Extracted data entries:
(begin)
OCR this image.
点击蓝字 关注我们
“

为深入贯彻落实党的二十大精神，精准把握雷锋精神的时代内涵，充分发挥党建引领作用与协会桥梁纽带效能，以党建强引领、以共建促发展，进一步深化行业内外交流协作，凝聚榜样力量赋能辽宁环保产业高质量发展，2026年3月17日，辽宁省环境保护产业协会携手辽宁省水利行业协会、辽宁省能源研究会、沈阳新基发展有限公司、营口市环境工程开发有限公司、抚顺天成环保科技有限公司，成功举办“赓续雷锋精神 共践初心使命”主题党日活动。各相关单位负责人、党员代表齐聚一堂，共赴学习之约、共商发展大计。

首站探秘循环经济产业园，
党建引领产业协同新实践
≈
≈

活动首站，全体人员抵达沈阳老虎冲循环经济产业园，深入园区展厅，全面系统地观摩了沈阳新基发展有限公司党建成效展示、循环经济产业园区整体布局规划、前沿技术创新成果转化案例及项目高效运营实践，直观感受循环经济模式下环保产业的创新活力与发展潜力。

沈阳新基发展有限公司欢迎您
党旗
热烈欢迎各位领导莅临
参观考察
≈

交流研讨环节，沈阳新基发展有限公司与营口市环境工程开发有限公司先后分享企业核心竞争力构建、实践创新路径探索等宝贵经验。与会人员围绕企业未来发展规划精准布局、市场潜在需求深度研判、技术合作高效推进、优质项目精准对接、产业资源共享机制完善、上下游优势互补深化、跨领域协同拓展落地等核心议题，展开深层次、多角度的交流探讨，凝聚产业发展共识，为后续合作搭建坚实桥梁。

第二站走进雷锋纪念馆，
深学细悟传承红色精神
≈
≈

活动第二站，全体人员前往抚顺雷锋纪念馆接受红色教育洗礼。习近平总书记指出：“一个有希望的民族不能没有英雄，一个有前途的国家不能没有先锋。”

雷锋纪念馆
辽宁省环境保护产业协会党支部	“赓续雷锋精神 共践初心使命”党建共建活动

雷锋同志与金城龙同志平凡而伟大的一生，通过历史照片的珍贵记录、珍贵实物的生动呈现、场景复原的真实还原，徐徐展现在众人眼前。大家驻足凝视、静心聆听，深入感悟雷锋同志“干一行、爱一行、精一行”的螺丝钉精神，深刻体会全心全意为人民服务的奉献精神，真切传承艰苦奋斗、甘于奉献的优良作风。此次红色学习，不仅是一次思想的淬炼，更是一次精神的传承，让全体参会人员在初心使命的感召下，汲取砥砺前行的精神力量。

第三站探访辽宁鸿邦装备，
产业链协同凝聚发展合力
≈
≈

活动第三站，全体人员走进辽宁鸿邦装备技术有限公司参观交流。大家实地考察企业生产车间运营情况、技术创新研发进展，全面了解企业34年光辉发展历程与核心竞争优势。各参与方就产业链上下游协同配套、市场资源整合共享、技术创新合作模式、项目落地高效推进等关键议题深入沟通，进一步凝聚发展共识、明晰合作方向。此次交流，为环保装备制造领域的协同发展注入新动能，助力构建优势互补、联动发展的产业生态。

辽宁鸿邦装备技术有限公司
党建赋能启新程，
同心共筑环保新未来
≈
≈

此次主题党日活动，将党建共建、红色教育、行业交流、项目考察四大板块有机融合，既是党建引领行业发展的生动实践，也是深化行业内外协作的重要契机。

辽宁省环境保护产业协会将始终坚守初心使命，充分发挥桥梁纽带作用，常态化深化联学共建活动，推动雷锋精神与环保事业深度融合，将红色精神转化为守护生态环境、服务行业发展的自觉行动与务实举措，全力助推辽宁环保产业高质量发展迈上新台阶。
(end)
*Task description*
Every line of the records above needs to be given again exactly.

*Result of the exercise*
OCR this image.
点击蓝字 关注我们
“

为深入贯彻落实党的二十大精神，精准把握雷锋精神的时代内涵，充分发挥党建引领作用与协会桥梁纽带效能，以党建强引领、以共建促发展，进一步深化行业内外交流协作，凝聚榜样力量赋能辽宁环保产业高质量发展，2026年3月17日，辽宁省环境保护产业协会携手辽宁省水利行业协会、辽宁省能源研究会、沈阳新基发展有限公司、营口市环境工程开发有限公司、抚顺天成环保科技有限公司，成功举办“赓续雷锋精神 共践初心使命”主题党日活动。各相关单位负责人、党员代表齐聚一堂，共赴学习之约、共商发展大计。

首站探秘循环经济产业园，
党建引领产业协同新实践
≈
≈

活动首站，全体人员抵达沈阳老虎冲循环经济产业园，深入园区展厅，全面系统地观摩了沈阳新基发展有限公司党建成效展示、循环经济产业园区整体布局规划、前沿技术创新成果转化案例及项目高效运营实践，直观感受循环经济模式下环保产业的创新活力与发展潜力。

沈阳新基发展有限公司欢迎您
党旗
热烈欢迎各位领导莅临
参观考察
≈

交流研讨环节，沈阳新基发展有限公司与营口市环境工程开发有限公司先后分享企业核心竞争力构建、实践创新路径探索等宝贵经验。与会人员围绕企业未来发展规划精准布局、市场潜在需求深度研判、技术合作高效推进、优质项目精准对接、产业资源共享机制完善、上下游优势互补深化、跨领域协同拓展落地等核心议题，展开深层次、多角度的交流探讨，凝聚产业发展共识，为后续合作搭建坚实桥梁。

第二站走进雷锋纪念馆，
深学细悟传承红色精神
≈
≈

活动第二站，全体人员前往抚顺雷锋纪念馆接受红色教育洗礼。习近平总书记指出：“一个有希望的民族不能没有英雄，一个有前途的国家不能没有先锋。”

雷锋纪念馆
辽宁省环境保护产业协会党支部	“赓续雷锋精神 共践初心使命”党建共建活动

雷锋同志与金城龙同志平凡而伟大的一生，通过历史照片的珍贵记录、珍贵实物的生动呈现、场景复原的真实还原，徐徐展现在众人眼前。大家驻足凝视、静心聆听，深入感悟雷锋同志“干一行、爱一行、精一行”的螺丝钉精神，深刻体会全心全意为人民服务的奉献精神，真切传承艰苦奋斗、甘于奉献的优良作风。此次红色学习，不仅是一次思想的淬炼，更是一次精神的传承，让全体参会人员在初心使命的感召下，汲取砥砺前行的精神力量。

第三站探访辽宁鸿邦装备，
产业链协同凝聚发展合力
≈
≈

活动第三站，全体人员走进辽宁鸿邦装备技术有限公司参观交流。大家实地考察企业生产车间运营情况、技术创新研发进展，全面了解企业34年光辉发展历程与核心竞争优势。各参与方就产业链上下游协同配套、市场资源整合共享、技术创新合作模式、项目落地高效推进等关键议题深入沟通，进一步凝聚发展共识、明晰合作方向。此次交流，为环保装备制造领域的协同发展注入新动能，助力构建优势互补、联动发展的产业生态。

辽宁鸿邦装备技术有限公司
党建赋能启新程，
同心共筑环保新未来
≈
≈

此次主题党日活动，将党建共建、红色教育、行业交流、项目考察四大板块有机融合，既是党建引领行业发展的生动实践，也是深化行业内外协作的重要契机。

辽宁省环境保护产业协会将始终坚守初心使命，充分发挥桥梁纽带作用，常态化深化联学共建活动，推动雷锋精神与环保事业深度融合，将红色精神转化为守护生态环境、服务行业发展的自觉行动与务实举措，全力助推辽宁环保产业高质量发展迈上新台阶。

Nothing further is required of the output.